Records shown:
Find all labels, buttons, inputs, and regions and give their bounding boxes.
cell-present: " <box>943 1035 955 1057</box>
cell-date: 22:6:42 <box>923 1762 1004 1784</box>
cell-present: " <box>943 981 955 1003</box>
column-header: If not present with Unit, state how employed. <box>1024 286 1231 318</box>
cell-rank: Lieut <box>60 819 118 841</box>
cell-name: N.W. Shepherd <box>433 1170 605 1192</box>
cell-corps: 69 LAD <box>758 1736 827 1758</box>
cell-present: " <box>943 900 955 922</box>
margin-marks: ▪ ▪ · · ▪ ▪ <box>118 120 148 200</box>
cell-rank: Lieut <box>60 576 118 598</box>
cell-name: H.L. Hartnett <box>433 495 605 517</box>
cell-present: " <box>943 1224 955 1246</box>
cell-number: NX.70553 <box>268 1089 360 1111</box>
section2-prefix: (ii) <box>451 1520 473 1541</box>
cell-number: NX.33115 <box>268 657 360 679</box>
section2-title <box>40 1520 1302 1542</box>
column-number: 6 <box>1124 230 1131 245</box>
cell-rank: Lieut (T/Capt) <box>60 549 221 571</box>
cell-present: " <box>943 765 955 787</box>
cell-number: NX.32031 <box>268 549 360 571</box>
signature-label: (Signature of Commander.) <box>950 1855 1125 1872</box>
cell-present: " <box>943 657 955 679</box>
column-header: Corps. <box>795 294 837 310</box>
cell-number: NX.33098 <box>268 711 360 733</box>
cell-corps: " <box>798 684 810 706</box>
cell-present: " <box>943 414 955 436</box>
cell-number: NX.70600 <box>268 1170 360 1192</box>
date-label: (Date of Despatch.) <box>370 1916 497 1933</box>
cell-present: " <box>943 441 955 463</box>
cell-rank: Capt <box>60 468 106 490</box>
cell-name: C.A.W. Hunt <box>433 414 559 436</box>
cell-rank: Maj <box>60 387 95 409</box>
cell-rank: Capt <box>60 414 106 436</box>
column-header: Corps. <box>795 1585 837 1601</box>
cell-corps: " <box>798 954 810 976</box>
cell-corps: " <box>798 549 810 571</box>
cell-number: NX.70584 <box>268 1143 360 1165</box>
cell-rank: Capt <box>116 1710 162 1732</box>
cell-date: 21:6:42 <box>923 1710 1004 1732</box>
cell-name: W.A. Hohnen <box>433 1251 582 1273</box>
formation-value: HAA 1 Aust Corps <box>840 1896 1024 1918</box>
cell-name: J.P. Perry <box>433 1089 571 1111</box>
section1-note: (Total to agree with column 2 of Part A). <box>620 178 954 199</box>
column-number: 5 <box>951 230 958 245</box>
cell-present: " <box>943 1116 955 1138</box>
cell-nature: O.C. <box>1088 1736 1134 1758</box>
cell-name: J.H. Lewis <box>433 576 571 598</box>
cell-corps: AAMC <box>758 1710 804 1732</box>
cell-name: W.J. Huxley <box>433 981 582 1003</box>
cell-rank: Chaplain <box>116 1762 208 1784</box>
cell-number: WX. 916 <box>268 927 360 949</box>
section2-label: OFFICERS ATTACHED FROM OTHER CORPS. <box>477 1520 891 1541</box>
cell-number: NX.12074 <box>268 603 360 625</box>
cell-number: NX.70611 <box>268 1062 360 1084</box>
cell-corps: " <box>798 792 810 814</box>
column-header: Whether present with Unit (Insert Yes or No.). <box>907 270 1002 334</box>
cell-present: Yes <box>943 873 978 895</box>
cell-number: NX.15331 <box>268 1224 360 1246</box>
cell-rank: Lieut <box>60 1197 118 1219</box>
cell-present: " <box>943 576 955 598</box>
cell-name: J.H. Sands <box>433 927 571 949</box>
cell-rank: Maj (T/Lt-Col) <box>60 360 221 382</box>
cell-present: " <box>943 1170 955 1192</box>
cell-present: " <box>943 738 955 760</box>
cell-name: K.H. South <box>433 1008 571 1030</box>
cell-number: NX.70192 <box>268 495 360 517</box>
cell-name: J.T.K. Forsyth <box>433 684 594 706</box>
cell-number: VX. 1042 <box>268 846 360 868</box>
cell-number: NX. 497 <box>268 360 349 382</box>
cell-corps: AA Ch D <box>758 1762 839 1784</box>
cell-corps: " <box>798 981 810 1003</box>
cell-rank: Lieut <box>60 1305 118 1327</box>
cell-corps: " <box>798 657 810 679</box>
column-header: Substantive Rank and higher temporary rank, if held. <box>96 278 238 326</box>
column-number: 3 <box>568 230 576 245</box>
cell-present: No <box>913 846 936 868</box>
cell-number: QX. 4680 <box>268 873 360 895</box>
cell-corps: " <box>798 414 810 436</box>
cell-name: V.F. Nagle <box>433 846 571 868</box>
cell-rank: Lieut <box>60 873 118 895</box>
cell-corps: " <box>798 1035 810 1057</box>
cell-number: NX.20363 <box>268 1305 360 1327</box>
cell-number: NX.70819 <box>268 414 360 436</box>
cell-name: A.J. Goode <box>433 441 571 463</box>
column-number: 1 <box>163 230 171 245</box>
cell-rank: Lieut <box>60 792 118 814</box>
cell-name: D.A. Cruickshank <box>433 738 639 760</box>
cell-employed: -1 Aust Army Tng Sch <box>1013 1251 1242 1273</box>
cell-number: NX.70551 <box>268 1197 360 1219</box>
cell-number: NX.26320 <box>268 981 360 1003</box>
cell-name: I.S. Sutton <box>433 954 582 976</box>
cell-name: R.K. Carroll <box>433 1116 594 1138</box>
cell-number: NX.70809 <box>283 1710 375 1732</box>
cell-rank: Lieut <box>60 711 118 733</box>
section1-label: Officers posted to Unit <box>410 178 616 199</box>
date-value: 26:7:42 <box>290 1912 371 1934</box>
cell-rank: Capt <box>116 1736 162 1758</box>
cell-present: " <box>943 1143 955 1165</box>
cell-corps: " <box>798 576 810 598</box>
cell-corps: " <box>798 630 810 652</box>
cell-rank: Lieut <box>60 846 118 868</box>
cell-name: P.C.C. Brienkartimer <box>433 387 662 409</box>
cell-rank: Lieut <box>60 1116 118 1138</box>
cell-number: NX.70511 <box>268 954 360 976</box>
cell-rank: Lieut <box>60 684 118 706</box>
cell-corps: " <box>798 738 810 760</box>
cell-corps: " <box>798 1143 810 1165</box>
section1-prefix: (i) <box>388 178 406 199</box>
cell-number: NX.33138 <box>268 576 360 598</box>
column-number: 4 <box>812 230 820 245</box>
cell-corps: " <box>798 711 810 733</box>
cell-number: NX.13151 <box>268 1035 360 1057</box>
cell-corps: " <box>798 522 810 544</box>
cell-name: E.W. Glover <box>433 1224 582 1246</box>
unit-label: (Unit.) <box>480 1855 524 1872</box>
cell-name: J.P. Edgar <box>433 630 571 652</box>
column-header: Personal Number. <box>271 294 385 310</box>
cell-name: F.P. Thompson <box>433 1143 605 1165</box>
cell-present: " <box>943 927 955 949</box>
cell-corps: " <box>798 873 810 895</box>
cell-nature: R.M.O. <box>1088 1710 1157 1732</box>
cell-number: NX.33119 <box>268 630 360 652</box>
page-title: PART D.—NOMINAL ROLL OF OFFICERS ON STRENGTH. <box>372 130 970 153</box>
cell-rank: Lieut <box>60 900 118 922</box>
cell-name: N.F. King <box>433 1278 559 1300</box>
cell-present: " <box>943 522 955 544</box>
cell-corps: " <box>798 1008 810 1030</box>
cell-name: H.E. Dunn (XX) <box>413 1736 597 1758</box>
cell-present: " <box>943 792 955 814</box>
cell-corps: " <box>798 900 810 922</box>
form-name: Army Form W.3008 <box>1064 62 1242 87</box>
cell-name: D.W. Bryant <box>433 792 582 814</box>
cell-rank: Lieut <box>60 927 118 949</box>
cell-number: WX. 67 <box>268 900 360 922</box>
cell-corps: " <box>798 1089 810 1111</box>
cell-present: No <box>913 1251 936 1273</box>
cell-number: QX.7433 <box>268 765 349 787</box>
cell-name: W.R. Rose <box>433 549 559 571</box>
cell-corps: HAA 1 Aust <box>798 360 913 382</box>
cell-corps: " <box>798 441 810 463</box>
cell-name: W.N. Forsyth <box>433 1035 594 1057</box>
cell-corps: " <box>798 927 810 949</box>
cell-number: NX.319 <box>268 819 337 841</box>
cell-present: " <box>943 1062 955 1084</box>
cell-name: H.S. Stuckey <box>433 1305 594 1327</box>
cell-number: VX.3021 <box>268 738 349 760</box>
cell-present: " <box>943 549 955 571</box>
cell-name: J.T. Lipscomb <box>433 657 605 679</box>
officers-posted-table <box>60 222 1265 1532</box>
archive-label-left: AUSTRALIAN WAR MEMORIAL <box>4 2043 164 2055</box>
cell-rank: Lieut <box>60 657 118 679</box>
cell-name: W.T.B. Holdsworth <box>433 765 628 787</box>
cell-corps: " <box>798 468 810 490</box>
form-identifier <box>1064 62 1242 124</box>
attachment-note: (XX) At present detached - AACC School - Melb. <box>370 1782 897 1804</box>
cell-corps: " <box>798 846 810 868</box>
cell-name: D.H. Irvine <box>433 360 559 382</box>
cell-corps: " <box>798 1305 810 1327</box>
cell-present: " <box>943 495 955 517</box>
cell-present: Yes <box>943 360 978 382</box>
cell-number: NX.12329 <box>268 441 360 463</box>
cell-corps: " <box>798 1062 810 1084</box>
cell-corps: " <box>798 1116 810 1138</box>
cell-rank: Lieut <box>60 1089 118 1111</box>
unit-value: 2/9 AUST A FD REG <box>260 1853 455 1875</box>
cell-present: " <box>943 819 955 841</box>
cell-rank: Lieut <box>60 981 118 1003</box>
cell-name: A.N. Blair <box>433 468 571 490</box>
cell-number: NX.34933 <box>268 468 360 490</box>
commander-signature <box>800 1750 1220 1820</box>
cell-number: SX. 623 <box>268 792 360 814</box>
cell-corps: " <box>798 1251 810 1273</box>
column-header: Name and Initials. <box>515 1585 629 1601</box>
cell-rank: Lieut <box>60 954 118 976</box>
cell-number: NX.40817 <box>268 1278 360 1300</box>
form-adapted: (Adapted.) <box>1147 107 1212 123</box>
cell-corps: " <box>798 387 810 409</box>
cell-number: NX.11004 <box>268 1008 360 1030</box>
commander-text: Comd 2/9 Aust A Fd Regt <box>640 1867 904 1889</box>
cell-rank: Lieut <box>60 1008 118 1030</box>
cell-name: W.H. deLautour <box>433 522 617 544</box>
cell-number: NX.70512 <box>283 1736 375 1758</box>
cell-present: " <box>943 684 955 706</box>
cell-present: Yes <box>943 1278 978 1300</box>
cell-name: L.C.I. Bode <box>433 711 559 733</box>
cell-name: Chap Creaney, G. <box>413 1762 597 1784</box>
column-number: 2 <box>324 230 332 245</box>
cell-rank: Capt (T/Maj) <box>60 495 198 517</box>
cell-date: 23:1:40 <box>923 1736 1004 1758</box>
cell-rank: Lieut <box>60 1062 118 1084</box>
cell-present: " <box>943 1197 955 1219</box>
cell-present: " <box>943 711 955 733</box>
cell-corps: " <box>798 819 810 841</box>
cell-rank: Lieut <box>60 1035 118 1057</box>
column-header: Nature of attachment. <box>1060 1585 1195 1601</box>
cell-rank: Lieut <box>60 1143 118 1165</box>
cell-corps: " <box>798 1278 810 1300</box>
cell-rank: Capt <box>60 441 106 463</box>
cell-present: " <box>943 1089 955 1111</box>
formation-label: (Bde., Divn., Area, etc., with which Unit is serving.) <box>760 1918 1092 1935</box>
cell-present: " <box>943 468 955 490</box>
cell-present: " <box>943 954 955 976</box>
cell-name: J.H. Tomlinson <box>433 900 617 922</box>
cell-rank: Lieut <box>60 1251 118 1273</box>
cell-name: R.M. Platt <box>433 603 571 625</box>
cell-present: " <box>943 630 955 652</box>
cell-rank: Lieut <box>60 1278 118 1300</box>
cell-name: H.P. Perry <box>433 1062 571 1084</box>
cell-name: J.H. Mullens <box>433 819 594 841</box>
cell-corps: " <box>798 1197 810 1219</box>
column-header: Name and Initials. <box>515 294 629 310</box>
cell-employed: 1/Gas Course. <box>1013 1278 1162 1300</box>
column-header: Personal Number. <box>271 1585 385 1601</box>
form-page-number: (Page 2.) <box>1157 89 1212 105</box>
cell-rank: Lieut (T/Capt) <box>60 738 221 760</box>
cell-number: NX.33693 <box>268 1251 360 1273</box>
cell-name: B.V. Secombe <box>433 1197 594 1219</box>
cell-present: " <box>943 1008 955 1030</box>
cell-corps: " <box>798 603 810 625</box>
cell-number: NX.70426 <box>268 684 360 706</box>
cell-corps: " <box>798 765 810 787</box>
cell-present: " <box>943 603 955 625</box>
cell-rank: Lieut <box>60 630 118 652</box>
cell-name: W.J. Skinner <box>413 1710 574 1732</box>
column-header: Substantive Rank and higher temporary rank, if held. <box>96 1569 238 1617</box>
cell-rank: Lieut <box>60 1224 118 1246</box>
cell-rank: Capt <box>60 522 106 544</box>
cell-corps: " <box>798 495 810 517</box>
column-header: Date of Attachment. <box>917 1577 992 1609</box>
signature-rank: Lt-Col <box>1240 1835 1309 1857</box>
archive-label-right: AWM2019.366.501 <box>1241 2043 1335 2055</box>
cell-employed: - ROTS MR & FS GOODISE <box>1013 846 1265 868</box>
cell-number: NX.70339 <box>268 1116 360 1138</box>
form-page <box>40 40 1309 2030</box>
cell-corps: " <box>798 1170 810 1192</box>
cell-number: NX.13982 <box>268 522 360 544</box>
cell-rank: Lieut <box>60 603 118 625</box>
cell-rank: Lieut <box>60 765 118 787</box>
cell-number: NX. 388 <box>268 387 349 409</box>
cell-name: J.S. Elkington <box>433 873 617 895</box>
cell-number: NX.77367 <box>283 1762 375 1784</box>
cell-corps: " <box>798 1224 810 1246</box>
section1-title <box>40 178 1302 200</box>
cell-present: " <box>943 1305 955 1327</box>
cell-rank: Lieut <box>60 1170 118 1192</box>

Task prompt:
Rewrite the records from their first line through the line containing "549 810 571</box>", inclusive, with every "Lieut" changed to "Lieutenant" and everything else left as it is.

Task solution:
Find all labels, buttons, inputs, and regions and give their bounding boxes.
cell-present: " <box>943 1035 955 1057</box>
cell-date: 22:6:42 <box>923 1762 1004 1784</box>
cell-present: " <box>943 981 955 1003</box>
column-header: If not present with Unit, state how employed. <box>1024 286 1231 318</box>
cell-rank: Lieutenant <box>60 819 118 841</box>
cell-name: N.W. Shepherd <box>433 1170 605 1192</box>
cell-corps: 69 LAD <box>758 1736 827 1758</box>
cell-present: " <box>943 900 955 922</box>
margin-marks: ▪ ▪ · · ▪ ▪ <box>118 120 148 200</box>
cell-rank: Lieutenant <box>60 576 118 598</box>
cell-name: H.L. Hartnett <box>433 495 605 517</box>
cell-present: " <box>943 1224 955 1246</box>
cell-number: NX.70553 <box>268 1089 360 1111</box>
section2-prefix: (ii) <box>451 1520 473 1541</box>
cell-number: NX.33115 <box>268 657 360 679</box>
section2-title <box>40 1520 1302 1542</box>
column-number: 6 <box>1124 230 1131 245</box>
cell-rank: Lieutenant (T/Capt) <box>60 549 221 571</box>
cell-present: " <box>943 765 955 787</box>
cell-number: NX.32031 <box>268 549 360 571</box>
signature-label: (Signature of Commander.) <box>950 1855 1125 1872</box>
cell-present: " <box>943 657 955 679</box>
column-header: Corps. <box>795 294 837 310</box>
cell-number: NX.33098 <box>268 711 360 733</box>
cell-corps: " <box>798 684 810 706</box>
cell-present: " <box>943 414 955 436</box>
cell-number: NX.70600 <box>268 1170 360 1192</box>
date-label: (Date of Despatch.) <box>370 1916 497 1933</box>
cell-present: " <box>943 441 955 463</box>
cell-rank: Capt <box>60 468 106 490</box>
cell-name: C.A.W. Hunt <box>433 414 559 436</box>
cell-rank: Maj <box>60 387 95 409</box>
cell-rank: Capt <box>60 414 106 436</box>
column-header: Corps. <box>795 1585 837 1601</box>
cell-corps: " <box>798 954 810 976</box>
cell-corps: " <box>798 549 810 571</box>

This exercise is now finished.